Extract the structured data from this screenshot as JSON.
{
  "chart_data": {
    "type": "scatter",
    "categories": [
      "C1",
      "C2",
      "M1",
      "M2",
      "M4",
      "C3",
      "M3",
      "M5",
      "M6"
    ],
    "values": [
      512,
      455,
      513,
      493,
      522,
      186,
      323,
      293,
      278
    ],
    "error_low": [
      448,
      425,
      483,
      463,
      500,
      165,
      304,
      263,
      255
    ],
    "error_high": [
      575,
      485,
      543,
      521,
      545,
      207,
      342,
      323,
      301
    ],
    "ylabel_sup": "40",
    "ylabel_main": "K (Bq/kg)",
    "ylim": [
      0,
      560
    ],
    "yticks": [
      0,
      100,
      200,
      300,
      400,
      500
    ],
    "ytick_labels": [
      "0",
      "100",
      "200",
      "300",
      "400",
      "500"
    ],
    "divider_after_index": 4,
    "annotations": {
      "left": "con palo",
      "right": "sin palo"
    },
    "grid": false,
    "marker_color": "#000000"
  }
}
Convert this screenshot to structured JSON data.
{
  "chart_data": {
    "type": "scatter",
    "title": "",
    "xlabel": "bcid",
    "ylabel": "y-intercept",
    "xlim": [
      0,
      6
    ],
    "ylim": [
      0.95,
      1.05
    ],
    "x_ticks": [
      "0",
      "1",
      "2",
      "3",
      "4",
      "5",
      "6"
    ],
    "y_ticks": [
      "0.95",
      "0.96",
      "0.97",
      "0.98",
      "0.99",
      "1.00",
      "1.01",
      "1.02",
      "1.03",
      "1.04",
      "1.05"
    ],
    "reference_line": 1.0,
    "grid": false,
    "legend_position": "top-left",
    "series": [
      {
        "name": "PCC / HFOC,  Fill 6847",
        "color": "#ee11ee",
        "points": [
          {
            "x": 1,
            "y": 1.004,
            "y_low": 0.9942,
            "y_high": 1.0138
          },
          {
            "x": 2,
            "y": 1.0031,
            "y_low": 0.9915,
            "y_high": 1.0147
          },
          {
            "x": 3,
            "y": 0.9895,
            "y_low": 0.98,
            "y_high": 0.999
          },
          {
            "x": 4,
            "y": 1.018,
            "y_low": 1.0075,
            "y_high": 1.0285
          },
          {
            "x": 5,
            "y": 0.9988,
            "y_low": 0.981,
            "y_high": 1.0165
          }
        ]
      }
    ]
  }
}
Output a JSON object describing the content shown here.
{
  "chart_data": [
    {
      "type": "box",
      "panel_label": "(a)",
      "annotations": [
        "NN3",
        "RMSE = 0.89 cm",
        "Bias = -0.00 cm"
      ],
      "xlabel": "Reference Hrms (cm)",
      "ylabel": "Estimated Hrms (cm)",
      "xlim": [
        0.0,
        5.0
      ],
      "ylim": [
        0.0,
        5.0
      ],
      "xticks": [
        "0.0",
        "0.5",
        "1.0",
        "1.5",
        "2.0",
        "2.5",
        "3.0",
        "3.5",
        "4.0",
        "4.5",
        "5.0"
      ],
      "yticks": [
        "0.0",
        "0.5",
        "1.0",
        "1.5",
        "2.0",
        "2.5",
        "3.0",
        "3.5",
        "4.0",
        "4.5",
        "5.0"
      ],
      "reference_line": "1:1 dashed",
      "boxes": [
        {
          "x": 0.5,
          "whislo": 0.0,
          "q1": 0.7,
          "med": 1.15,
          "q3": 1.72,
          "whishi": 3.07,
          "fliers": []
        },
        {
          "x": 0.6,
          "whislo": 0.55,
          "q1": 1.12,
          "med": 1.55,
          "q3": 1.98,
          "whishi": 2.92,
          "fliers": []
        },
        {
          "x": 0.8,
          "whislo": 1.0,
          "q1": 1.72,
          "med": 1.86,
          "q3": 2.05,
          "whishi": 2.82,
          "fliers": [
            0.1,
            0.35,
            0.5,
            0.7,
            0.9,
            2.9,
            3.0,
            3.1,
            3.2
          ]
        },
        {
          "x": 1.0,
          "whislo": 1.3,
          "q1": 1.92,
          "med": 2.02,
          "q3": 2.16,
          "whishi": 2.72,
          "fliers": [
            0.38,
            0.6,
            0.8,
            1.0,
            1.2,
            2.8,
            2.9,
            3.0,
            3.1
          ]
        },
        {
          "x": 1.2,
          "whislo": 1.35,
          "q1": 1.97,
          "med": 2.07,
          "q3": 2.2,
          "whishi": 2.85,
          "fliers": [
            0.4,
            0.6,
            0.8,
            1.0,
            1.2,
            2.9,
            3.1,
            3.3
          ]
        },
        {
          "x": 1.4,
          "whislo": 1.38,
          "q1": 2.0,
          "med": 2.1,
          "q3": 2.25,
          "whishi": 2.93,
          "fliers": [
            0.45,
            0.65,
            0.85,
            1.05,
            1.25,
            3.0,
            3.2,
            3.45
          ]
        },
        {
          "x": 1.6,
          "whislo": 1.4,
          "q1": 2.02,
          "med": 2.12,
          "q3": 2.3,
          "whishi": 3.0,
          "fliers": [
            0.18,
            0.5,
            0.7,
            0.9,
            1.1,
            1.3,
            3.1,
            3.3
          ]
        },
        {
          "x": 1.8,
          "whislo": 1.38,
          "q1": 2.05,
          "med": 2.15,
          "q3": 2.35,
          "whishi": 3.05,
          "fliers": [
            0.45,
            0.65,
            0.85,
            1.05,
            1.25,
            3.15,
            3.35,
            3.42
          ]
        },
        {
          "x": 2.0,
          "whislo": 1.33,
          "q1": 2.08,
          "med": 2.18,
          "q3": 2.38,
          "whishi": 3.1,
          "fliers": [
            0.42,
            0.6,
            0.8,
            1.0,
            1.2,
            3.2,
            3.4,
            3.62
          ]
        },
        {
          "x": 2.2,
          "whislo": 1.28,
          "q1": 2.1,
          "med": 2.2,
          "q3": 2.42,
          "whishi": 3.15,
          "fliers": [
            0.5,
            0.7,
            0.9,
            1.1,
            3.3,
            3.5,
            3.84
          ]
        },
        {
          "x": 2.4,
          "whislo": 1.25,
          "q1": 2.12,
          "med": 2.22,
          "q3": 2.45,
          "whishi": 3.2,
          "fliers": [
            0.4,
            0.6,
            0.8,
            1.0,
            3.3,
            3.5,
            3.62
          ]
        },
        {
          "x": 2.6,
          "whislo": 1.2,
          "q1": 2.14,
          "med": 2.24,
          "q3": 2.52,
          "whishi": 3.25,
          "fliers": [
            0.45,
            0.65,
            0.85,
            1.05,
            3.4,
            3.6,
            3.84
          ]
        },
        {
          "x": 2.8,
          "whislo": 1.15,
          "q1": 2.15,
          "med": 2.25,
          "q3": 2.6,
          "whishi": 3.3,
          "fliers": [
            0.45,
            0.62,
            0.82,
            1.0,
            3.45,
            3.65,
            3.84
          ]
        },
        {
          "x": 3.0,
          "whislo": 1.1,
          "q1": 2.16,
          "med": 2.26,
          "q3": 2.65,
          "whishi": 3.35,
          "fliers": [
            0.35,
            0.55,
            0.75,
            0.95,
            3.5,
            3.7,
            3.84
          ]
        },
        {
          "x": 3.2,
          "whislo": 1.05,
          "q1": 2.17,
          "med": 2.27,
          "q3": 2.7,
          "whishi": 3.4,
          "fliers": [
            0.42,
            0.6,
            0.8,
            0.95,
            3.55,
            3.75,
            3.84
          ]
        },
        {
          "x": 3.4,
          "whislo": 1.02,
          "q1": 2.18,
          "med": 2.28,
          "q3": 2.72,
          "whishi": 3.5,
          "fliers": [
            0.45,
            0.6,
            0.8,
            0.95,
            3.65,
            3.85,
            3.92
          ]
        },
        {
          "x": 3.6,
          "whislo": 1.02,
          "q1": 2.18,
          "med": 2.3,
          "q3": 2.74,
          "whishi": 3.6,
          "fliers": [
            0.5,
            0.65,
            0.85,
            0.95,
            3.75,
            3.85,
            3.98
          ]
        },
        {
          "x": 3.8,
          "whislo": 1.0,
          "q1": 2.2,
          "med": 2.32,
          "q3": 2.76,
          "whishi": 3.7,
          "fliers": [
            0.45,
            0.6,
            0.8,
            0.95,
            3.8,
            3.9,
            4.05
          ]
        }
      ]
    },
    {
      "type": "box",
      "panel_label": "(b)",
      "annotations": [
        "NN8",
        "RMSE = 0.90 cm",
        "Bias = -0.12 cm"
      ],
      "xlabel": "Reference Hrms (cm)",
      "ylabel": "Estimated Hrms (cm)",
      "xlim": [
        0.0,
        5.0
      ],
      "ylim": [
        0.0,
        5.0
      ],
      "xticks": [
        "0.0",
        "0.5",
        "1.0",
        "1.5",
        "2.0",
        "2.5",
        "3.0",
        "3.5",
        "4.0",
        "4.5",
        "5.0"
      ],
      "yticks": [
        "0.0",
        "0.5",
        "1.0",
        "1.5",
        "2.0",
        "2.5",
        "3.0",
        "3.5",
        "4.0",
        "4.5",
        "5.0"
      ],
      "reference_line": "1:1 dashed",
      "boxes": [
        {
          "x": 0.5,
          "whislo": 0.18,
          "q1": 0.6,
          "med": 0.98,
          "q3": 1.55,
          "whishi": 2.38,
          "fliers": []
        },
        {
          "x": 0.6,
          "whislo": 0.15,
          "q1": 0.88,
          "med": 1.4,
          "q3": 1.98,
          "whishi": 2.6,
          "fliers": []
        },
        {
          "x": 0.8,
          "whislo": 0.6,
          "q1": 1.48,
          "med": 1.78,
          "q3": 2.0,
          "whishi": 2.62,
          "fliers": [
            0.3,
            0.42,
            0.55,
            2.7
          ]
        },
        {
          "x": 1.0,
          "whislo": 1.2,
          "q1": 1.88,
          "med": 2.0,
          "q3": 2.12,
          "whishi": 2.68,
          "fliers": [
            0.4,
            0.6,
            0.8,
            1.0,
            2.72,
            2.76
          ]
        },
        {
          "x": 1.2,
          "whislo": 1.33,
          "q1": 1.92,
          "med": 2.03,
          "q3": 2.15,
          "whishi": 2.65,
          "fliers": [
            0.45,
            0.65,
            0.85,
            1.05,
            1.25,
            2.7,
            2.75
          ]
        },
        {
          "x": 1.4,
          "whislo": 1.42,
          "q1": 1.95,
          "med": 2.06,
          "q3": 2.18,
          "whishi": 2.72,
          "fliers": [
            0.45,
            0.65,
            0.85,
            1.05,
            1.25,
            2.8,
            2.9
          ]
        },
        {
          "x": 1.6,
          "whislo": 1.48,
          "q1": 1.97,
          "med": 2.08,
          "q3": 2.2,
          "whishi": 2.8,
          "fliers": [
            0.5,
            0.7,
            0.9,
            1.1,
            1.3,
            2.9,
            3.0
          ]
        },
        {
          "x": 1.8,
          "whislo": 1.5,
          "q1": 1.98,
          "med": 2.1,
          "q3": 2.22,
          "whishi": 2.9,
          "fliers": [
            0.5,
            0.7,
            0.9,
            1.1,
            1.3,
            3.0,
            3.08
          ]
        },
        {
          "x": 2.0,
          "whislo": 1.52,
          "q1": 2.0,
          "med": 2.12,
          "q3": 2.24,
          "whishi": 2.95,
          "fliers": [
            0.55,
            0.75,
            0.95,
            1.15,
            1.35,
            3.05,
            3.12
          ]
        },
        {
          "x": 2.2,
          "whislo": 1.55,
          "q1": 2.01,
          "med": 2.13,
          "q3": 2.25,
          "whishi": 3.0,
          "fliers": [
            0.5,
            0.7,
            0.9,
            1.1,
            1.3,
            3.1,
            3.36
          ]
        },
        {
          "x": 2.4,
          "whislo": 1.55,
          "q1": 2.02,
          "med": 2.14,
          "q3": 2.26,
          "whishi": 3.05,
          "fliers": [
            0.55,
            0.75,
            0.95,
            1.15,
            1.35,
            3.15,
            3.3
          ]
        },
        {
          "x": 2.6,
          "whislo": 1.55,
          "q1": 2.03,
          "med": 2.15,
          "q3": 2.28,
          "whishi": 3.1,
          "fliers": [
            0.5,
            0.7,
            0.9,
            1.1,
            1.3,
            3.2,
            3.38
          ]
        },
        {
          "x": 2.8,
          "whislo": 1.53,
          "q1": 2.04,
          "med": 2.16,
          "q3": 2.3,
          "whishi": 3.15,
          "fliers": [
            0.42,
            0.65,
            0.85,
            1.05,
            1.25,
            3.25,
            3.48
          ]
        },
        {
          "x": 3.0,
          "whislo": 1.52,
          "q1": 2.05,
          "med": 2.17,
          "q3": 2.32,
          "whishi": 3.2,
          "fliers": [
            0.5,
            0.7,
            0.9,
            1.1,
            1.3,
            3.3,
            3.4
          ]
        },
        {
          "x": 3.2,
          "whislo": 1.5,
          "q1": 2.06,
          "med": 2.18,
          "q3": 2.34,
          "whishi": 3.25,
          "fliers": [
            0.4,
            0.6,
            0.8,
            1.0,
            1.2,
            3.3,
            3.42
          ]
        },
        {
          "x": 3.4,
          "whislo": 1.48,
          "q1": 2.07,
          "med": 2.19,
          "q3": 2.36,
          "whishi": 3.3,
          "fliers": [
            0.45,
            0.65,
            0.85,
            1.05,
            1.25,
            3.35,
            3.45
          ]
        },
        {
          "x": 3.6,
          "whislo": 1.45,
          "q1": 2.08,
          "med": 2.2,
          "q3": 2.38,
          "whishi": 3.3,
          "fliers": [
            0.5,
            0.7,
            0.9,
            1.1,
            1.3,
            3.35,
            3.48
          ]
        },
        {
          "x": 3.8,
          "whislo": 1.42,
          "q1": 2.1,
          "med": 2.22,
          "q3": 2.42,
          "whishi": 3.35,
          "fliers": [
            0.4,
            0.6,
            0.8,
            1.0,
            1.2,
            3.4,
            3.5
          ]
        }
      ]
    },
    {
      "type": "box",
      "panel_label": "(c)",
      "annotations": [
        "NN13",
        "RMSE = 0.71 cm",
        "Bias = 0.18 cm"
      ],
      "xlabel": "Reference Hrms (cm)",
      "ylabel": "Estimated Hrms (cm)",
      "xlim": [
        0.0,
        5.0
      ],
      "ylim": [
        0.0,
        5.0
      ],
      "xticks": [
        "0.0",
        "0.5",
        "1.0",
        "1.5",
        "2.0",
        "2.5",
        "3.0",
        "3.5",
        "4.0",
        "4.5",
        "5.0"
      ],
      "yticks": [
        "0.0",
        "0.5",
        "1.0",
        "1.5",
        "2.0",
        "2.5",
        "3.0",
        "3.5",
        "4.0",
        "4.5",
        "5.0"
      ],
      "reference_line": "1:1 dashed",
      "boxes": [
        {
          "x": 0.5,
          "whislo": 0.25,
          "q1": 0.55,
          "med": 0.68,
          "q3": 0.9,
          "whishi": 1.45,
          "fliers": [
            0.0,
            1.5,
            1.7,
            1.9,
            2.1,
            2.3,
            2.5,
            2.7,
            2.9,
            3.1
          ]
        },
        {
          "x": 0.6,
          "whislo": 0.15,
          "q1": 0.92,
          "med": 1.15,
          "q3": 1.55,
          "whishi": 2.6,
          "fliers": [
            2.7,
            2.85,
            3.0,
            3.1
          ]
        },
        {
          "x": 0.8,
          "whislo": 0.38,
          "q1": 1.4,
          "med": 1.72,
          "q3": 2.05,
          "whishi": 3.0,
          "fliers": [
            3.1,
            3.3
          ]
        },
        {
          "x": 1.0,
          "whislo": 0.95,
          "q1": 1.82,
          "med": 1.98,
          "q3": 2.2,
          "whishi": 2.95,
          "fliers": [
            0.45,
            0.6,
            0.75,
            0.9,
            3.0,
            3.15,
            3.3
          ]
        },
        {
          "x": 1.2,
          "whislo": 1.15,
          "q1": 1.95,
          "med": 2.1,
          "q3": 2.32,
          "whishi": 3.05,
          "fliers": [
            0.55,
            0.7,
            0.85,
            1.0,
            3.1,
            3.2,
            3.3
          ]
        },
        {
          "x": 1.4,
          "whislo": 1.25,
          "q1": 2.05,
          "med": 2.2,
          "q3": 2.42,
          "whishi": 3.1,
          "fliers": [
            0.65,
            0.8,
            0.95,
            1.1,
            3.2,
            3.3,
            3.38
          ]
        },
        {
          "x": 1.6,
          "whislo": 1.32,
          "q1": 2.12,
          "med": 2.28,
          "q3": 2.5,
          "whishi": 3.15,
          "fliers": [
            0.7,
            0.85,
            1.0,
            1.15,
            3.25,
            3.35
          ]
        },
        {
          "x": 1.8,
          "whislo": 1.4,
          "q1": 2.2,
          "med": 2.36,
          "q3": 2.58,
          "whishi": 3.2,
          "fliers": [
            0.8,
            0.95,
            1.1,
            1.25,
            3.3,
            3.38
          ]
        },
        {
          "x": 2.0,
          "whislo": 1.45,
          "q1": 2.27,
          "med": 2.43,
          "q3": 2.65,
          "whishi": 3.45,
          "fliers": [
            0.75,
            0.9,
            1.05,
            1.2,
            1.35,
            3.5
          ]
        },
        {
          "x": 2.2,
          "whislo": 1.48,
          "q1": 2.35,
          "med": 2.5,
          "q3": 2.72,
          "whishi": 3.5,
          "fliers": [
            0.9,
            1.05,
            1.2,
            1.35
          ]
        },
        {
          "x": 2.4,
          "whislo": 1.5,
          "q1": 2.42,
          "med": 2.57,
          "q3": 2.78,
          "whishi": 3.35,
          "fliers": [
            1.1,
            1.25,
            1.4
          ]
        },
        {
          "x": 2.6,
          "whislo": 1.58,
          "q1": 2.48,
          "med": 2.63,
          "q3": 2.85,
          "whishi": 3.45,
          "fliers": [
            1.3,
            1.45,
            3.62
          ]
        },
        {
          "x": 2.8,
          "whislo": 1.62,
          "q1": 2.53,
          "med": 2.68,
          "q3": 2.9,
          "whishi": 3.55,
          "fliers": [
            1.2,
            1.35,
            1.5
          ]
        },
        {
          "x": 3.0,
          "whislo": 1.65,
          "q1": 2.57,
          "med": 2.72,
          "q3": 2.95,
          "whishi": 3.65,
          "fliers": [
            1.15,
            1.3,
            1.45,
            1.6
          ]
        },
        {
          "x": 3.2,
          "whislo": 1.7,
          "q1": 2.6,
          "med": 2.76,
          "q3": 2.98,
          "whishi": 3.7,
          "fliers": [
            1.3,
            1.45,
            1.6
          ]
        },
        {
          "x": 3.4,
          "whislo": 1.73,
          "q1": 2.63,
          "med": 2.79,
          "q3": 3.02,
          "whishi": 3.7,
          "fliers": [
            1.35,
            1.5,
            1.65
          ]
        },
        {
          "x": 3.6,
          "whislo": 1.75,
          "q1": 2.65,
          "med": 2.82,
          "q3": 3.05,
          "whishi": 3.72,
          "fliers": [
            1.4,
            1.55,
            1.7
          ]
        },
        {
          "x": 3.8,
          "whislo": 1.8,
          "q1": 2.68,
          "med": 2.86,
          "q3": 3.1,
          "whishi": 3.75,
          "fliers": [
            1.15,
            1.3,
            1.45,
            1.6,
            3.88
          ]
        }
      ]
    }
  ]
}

### What you are asked to do
Where a line above includes "left", copy that line.

### Expected output
      "left": "con palo",
    "legend_position": "top-left",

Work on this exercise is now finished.